## WORK TO DO:
Transcribe every line exactly and omit anything that is a picture.

## RECORDS:
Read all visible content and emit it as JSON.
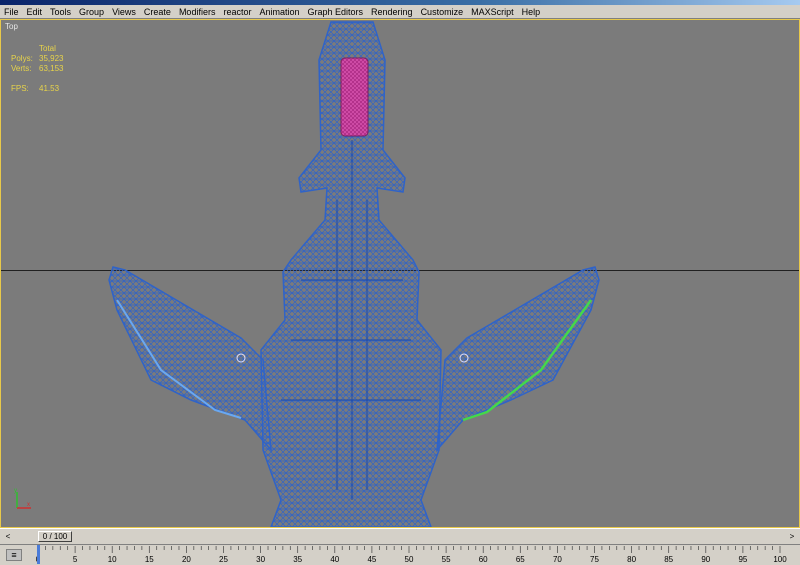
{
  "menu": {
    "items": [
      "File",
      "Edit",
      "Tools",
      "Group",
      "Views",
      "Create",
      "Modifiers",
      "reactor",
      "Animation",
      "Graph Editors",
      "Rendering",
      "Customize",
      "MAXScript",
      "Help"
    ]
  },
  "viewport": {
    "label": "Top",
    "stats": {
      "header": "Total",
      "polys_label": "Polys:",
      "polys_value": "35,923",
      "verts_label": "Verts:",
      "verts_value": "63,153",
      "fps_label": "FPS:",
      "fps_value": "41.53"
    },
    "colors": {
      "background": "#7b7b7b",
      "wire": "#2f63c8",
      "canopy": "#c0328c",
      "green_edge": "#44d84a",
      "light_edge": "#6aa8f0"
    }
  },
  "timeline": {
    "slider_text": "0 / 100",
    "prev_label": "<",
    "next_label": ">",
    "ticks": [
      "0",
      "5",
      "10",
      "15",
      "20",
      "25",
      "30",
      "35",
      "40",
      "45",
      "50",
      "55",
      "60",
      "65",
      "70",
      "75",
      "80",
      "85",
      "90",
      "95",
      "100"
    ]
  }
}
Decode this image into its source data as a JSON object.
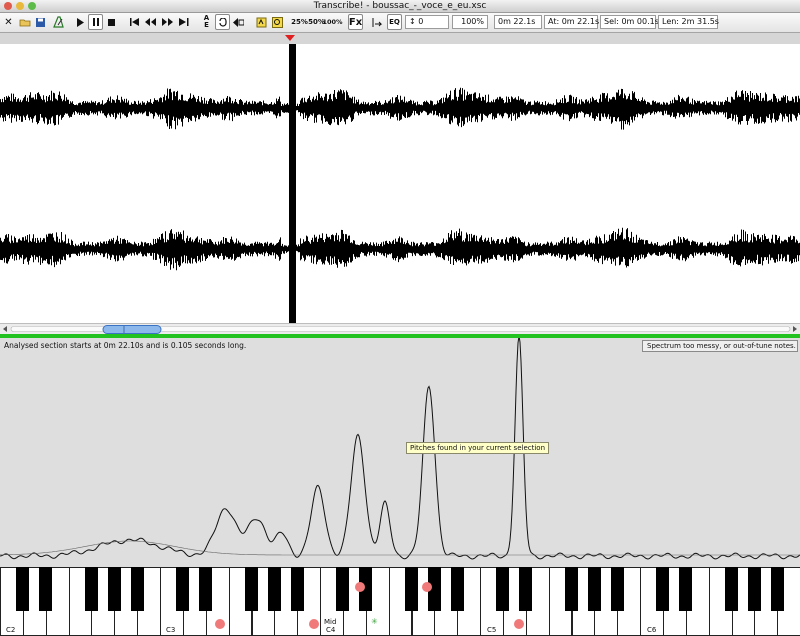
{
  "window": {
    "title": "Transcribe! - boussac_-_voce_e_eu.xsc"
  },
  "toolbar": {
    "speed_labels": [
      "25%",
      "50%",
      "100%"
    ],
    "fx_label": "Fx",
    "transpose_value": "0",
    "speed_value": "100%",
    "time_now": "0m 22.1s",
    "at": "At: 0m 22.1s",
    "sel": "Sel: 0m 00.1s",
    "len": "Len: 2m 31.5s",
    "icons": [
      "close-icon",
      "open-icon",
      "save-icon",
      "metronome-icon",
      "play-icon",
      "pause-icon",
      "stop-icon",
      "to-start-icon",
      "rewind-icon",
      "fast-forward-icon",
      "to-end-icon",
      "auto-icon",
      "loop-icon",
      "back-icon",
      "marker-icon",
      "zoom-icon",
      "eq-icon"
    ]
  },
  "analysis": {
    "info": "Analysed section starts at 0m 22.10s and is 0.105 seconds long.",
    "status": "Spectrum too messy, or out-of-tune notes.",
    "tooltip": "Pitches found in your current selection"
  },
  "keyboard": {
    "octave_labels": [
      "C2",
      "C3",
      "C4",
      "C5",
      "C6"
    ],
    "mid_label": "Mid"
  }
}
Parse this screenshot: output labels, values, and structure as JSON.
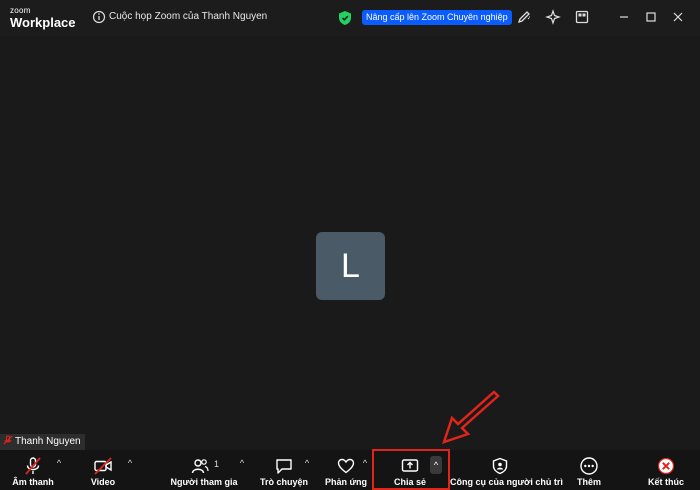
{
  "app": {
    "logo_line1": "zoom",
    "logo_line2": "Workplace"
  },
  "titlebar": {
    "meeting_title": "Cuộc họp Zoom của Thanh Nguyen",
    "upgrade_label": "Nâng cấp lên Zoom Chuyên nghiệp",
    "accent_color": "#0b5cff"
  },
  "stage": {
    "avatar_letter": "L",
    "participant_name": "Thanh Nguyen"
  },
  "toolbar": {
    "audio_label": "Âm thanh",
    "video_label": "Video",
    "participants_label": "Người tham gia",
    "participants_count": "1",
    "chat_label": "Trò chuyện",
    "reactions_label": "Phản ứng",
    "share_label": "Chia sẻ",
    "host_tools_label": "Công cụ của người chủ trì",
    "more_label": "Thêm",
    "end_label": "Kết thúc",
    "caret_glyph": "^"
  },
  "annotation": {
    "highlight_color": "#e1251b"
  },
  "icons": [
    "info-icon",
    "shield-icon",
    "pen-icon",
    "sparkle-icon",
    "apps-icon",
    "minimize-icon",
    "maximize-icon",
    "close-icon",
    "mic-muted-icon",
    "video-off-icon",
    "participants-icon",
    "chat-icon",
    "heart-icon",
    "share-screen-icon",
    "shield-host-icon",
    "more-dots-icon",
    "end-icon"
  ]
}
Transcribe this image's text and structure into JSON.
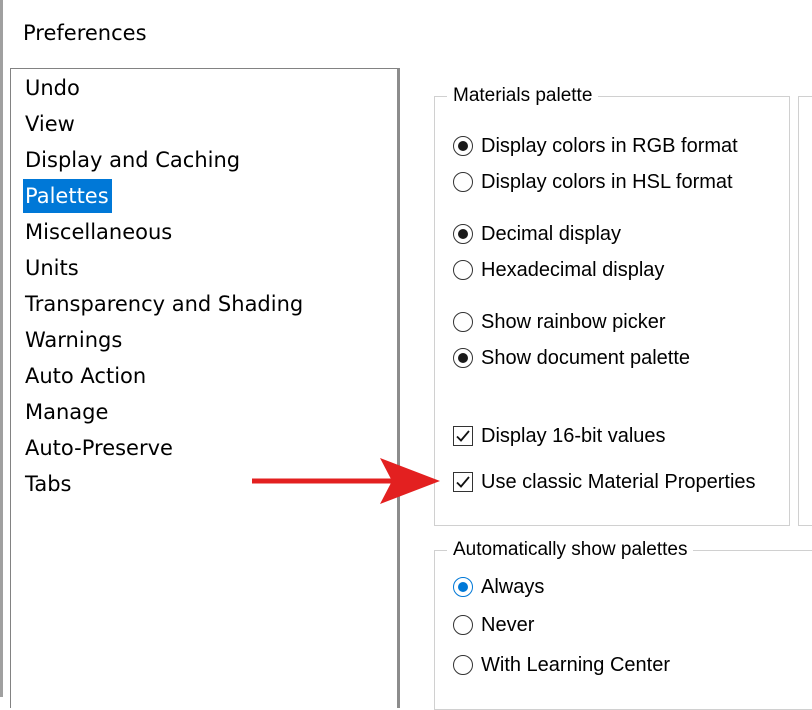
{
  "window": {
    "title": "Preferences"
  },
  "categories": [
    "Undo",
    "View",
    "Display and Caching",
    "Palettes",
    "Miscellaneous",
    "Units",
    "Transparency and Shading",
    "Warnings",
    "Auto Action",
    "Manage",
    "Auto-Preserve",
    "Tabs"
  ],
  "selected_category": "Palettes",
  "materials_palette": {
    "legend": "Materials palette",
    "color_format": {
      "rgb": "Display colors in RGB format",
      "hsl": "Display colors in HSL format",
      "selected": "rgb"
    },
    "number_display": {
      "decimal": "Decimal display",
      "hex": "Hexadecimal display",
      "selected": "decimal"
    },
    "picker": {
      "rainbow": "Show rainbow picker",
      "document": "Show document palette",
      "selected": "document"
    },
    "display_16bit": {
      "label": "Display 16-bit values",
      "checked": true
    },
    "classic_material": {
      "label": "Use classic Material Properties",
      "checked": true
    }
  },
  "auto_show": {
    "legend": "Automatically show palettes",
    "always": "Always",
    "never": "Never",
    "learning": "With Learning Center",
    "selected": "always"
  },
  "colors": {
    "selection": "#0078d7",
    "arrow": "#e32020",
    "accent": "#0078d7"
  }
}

## TASK RESULT:
Read all visible content and emit it as JSON.
{
  "menu": {
    "items": [
      "File",
      "Edit",
      "Tools",
      "Group",
      "Views",
      "Create",
      "Modifiers",
      "reactor",
      "Animation",
      "Graph Editors",
      "Rendering",
      "Customize",
      "MAXScript",
      "Help"
    ]
  },
  "viewport": {
    "label": "Top",
    "stats": {
      "header": "Total",
      "polys_label": "Polys:",
      "polys_value": "35,923",
      "verts_label": "Verts:",
      "verts_value": "63,153",
      "fps_label": "FPS:",
      "fps_value": "41.53"
    },
    "colors": {
      "background": "#7b7b7b",
      "wire": "#2f63c8",
      "canopy": "#c0328c",
      "green_edge": "#44d84a",
      "light_edge": "#6aa8f0"
    }
  },
  "timeline": {
    "slider_text": "0 / 100",
    "prev_label": "<",
    "next_label": ">",
    "ticks": [
      "0",
      "5",
      "10",
      "15",
      "20",
      "25",
      "30",
      "35",
      "40",
      "45",
      "50",
      "55",
      "60",
      "65",
      "70",
      "75",
      "80",
      "85",
      "90",
      "95",
      "100"
    ]
  }
}
Decode this image into its source data as a JSON object.
{
  "window": {
    "title": "Transcribe! - boussac_-_voce_e_eu.xsc"
  },
  "toolbar": {
    "speed_labels": [
      "25%",
      "50%",
      "100%"
    ],
    "fx_label": "Fx",
    "transpose_value": "0",
    "speed_value": "100%",
    "time_now": "0m 22.1s",
    "at": "At: 0m 22.1s",
    "sel": "Sel: 0m 00.1s",
    "len": "Len: 2m 31.5s",
    "icons": [
      "close-icon",
      "open-icon",
      "save-icon",
      "metronome-icon",
      "play-icon",
      "pause-icon",
      "stop-icon",
      "to-start-icon",
      "rewind-icon",
      "fast-forward-icon",
      "to-end-icon",
      "auto-icon",
      "loop-icon",
      "back-icon",
      "marker-icon",
      "zoom-icon",
      "eq-icon"
    ]
  },
  "analysis": {
    "info": "Analysed section starts at 0m 22.10s and is 0.105 seconds long.",
    "status": "Spectrum too messy, or out-of-tune notes.",
    "tooltip": "Pitches found in your current selection"
  },
  "keyboard": {
    "octave_labels": [
      "C2",
      "C3",
      "C4",
      "C5",
      "C6"
    ],
    "mid_label": "Mid"
  }
}
Parse this screenshot: output labels, values, and structure as JSON.
{
  "app": {
    "logo_line1": "zoom",
    "logo_line2": "Workplace"
  },
  "titlebar": {
    "meeting_title": "Cuộc họp Zoom của Thanh Nguyen",
    "upgrade_label": "Nâng cấp lên Zoom Chuyên nghiệp",
    "accent_color": "#0b5cff"
  },
  "stage": {
    "avatar_letter": "L",
    "participant_name": "Thanh Nguyen"
  },
  "toolbar": {
    "audio_label": "Âm thanh",
    "video_label": "Video",
    "participants_label": "Người tham gia",
    "participants_count": "1",
    "chat_label": "Trò chuyện",
    "reactions_label": "Phản ứng",
    "share_label": "Chia sẻ",
    "host_tools_label": "Công cụ của người chủ trì",
    "more_label": "Thêm",
    "end_label": "Kết thúc",
    "caret_glyph": "^"
  },
  "annotation": {
    "highlight_color": "#e1251b"
  },
  "icons": [
    "info-icon",
    "shield-icon",
    "pen-icon",
    "sparkle-icon",
    "apps-icon",
    "minimize-icon",
    "maximize-icon",
    "close-icon",
    "mic-muted-icon",
    "video-off-icon",
    "participants-icon",
    "chat-icon",
    "heart-icon",
    "share-screen-icon",
    "shield-host-icon",
    "more-dots-icon",
    "end-icon"
  ]
}
Transcribe this image's text and structure into JSON.
{
  "window": {
    "title": "Preferences"
  },
  "categories": [
    "Undo",
    "View",
    "Display and Caching",
    "Palettes",
    "Miscellaneous",
    "Units",
    "Transparency and Shading",
    "Warnings",
    "Auto Action",
    "Manage",
    "Auto-Preserve",
    "Tabs"
  ],
  "selected_category": "Palettes",
  "materials_palette": {
    "legend": "Materials palette",
    "color_format": {
      "rgb": "Display colors in RGB format",
      "hsl": "Display colors in HSL format",
      "selected": "rgb"
    },
    "number_display": {
      "decimal": "Decimal display",
      "hex": "Hexadecimal display",
      "selected": "decimal"
    },
    "picker": {
      "rainbow": "Show rainbow picker",
      "document": "Show document palette",
      "selected": "document"
    },
    "display_16bit": {
      "label": "Display 16-bit values",
      "checked": true
    },
    "classic_material": {
      "label": "Use classic Material Properties",
      "checked": true
    }
  },
  "auto_show": {
    "legend": "Automatically show palettes",
    "always": "Always",
    "never": "Never",
    "learning": "With Learning Center",
    "selected": "always"
  },
  "colors": {
    "selection": "#0078d7",
    "arrow": "#e32020",
    "accent": "#0078d7"
  }
}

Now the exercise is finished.